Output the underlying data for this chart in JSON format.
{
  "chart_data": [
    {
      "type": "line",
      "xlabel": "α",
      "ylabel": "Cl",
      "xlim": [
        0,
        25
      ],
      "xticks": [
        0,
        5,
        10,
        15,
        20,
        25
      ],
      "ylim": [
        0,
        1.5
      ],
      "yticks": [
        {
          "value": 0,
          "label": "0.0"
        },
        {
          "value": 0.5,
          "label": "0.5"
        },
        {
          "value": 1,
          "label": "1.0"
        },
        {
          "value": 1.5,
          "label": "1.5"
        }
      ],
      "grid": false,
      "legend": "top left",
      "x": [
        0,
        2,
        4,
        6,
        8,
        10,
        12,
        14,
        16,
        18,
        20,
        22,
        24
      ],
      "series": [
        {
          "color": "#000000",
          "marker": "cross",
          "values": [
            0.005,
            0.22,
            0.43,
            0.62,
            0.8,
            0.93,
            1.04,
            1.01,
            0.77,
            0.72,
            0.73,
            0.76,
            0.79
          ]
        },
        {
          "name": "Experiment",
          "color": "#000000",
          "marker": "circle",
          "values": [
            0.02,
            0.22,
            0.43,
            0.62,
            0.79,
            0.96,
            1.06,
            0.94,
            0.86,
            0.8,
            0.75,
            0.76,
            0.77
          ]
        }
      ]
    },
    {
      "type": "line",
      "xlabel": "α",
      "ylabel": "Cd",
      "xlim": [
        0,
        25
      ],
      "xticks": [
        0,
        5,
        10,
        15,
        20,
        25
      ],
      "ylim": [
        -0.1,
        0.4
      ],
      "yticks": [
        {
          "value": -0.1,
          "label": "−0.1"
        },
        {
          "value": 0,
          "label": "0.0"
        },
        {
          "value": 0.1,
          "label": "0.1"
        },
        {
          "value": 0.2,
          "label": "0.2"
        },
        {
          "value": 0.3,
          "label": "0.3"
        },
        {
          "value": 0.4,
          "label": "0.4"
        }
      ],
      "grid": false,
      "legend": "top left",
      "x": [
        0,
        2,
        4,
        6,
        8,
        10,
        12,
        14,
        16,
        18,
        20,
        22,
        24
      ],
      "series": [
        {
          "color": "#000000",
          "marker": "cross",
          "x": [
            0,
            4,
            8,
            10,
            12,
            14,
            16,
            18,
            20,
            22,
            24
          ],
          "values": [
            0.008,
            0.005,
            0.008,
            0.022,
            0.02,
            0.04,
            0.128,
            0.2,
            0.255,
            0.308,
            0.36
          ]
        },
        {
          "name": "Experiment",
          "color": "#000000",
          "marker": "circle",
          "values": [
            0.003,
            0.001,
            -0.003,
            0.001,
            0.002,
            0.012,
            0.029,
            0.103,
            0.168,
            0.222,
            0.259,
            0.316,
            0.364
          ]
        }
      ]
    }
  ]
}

* **What you should do**: Give the entries once more, exactly as they appear.

* **Right answer**:
Output the underlying data for this chart in JSON format.
{
  "chart_data": [
    {
      "type": "line",
      "xlabel": "α",
      "ylabel": "Cl",
      "xlim": [
        0,
        25
      ],
      "xticks": [
        0,
        5,
        10,
        15,
        20,
        25
      ],
      "ylim": [
        0,
        1.5
      ],
      "yticks": [
        {
          "value": 0,
          "label": "0.0"
        },
        {
          "value": 0.5,
          "label": "0.5"
        },
        {
          "value": 1,
          "label": "1.0"
        },
        {
          "value": 1.5,
          "label": "1.5"
        }
      ],
      "grid": false,
      "legend": "top left",
      "x": [
        0,
        2,
        4,
        6,
        8,
        10,
        12,
        14,
        16,
        18,
        20,
        22,
        24
      ],
      "series": [
        {
          "color": "#000000",
          "marker": "cross",
          "values": [
            0.005,
            0.22,
            0.43,
            0.62,
            0.8,
            0.93,
            1.04,
            1.01,
            0.77,
            0.72,
            0.73,
            0.76,
            0.79
          ]
        },
        {
          "name": "Experiment",
          "color": "#000000",
          "marker": "circle",
          "values": [
            0.02,
            0.22,
            0.43,
            0.62,
            0.79,
            0.96,
            1.06,
            0.94,
            0.86,
            0.8,
            0.75,
            0.76,
            0.77
          ]
        }
      ]
    },
    {
      "type": "line",
      "xlabel": "α",
      "ylabel": "Cd",
      "xlim": [
        0,
        25
      ],
      "xticks": [
        0,
        5,
        10,
        15,
        20,
        25
      ],
      "ylim": [
        -0.1,
        0.4
      ],
      "yticks": [
        {
          "value": -0.1,
          "label": "−0.1"
        },
        {
          "value": 0,
          "label": "0.0"
        },
        {
          "value": 0.1,
          "label": "0.1"
        },
        {
          "value": 0.2,
          "label": "0.2"
        },
        {
          "value": 0.3,
          "label": "0.3"
        },
        {
          "value": 0.4,
          "label": "0.4"
        }
      ],
      "grid": false,
      "legend": "top left",
      "x": [
        0,
        2,
        4,
        6,
        8,
        10,
        12,
        14,
        16,
        18,
        20,
        22,
        24
      ],
      "series": [
        {
          "color": "#000000",
          "marker": "cross",
          "x": [
            0,
            4,
            8,
            10,
            12,
            14,
            16,
            18,
            20,
            22,
            24
          ],
          "values": [
            0.008,
            0.005,
            0.008,
            0.022,
            0.02,
            0.04,
            0.128,
            0.2,
            0.255,
            0.308,
            0.36
          ]
        },
        {
          "name": "Experiment",
          "color": "#000000",
          "marker": "circle",
          "values": [
            0.003,
            0.001,
            -0.003,
            0.001,
            0.002,
            0.012,
            0.029,
            0.103,
            0.168,
            0.222,
            0.259,
            0.316,
            0.364
          ]
        }
      ]
    }
  ]
}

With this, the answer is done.